> _Tarefas_
**a.** Por favor, transcreva do artigo sobre a Casa da Música o trecho que vai de "Quase uma centena" até "completo esse rendimento.", inclusive.
**b.** Indique as categorias de prestadores de serviço regulares que o artigo sobre a Casa da Música aponta como afetadas pelas medidas da administração.

> _Texto em análise_
_ _ _

Cultura Precários contestam “violência” dos cortes na Casa da Música

Precários contestam “violência” dos cortes na Casa da Música

Técnicos, músicos, formadores, guias e assistentes de sala, entre outros recibos verdes, receberam propostas que vão do banco de horas à perda total de rendimentos. Abaixo-assinado que pede reversão já chegou ao Governo.
Precários contestam “violência” dos cortes na Casa da Música
António Larguesa 28 de abril de 2020 às 17:41

Quase uma centena de trabalhadores da Casa da Música juntaram-se para denunciar as soluções "indignas" que estão a ser impostas pela administração a dezenas de prestadores de serviço regulares, como assistentes de sala, guias, músicos, técnicos e formadores, devido à pandemia de covid-19.

 

Num abaixo-assinado em que reclamam que a instituição cultural do Porto "não deveria renunciar à responsabilidade social que representa ser uma das mais financiadas pelo Estado", apontam, por exemplo, que aos formadores e técnicos foi proposto um contrato de bolsa de horas, enquanto os assistentes e os guias perderam por completo esse rendimento.

 

"Sem notícia de redução, pelo menos para este ano, de subsídios estatais ou do mecenato, nem mesmo uma redução significativa dos alugueres de sala para promotores externos, não se compreende a violência destas medidas", lê-se neste documento que foi enviado ao diretor-geral da fundação, sendo dado conhecimento ao conselho de fundadores, ao conselho de administração e ao Ministério da Cultura.

 

Os subscritores – 64 funcionários a recibos verdes e 28 com contrato – calculam que as perdas de bilheteira e da área comercial rondam os 140 mil euros mensais e propõem que sejam colmatas com a utilização do resultado operacional de 935 mil euros previsto no orçamento da Casa da Música para este ano, "em vez de se retirar rendimentos a quem trabalha com vínculo precário".

 

Lembrando que "medidas deste género já serviram noutras alturas para cobrir os cortes orçamentais do Estado, bem mais volumosos", este grupo de trabalhadores pede a reversão das propostas feitas aos precários. Através dos porta-vozes, Marcos Cruz e Fernando Pires de Lima, frisam que esta "não é uma denúncia de âmbito legal", mas um apelo para que sejam cumpridos os compromissos e assumida a "responsabilidade social" da fundação.

_ _ _

> _Excerto dos registos_
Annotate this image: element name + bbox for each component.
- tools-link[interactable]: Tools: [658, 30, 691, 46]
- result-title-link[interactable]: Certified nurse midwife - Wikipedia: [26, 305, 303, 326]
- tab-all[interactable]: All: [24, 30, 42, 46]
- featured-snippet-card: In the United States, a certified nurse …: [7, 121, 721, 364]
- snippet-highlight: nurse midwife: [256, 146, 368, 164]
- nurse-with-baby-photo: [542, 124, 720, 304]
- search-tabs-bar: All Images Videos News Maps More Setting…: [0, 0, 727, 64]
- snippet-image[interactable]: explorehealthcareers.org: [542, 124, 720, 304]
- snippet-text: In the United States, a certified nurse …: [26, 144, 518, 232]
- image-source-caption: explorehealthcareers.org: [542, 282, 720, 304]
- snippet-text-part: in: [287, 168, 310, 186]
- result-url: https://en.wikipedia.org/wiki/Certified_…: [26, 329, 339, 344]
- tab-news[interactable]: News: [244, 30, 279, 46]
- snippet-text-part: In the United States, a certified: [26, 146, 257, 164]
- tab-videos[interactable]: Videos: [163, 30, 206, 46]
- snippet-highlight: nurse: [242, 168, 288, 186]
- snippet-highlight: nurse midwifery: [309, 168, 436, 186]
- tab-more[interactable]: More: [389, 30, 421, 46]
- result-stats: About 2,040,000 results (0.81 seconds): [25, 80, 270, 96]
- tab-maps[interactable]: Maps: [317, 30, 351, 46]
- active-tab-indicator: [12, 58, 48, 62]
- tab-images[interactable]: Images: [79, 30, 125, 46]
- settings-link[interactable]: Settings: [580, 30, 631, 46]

_ _ _

> _Soluções_
**a.**
Quase uma centena de trabalhadores da Casa da Música juntaram-se para denunciar as soluções "indignas" que estão a ser impostas pela administração a dezenas de prestadores de serviço regulares, como assistentes de sala, guias, músicos, técnicos e formadores, devido à pandemia de covid-19.

 

Num abaixo-assinado em que reclamam que a instituição cultural do Porto "não deveria renunciar à responsabilidade social que representa ser uma das mais financiadas pelo Estado", apontam, por exemplo, que aos formadores e técnicos foi proposto um contrato de bolsa de horas, enquanto os assistentes e os guias perderam por completo esse rendimento.

**b.** Assistentes de sala, guias, músicos, técnicos e formadores.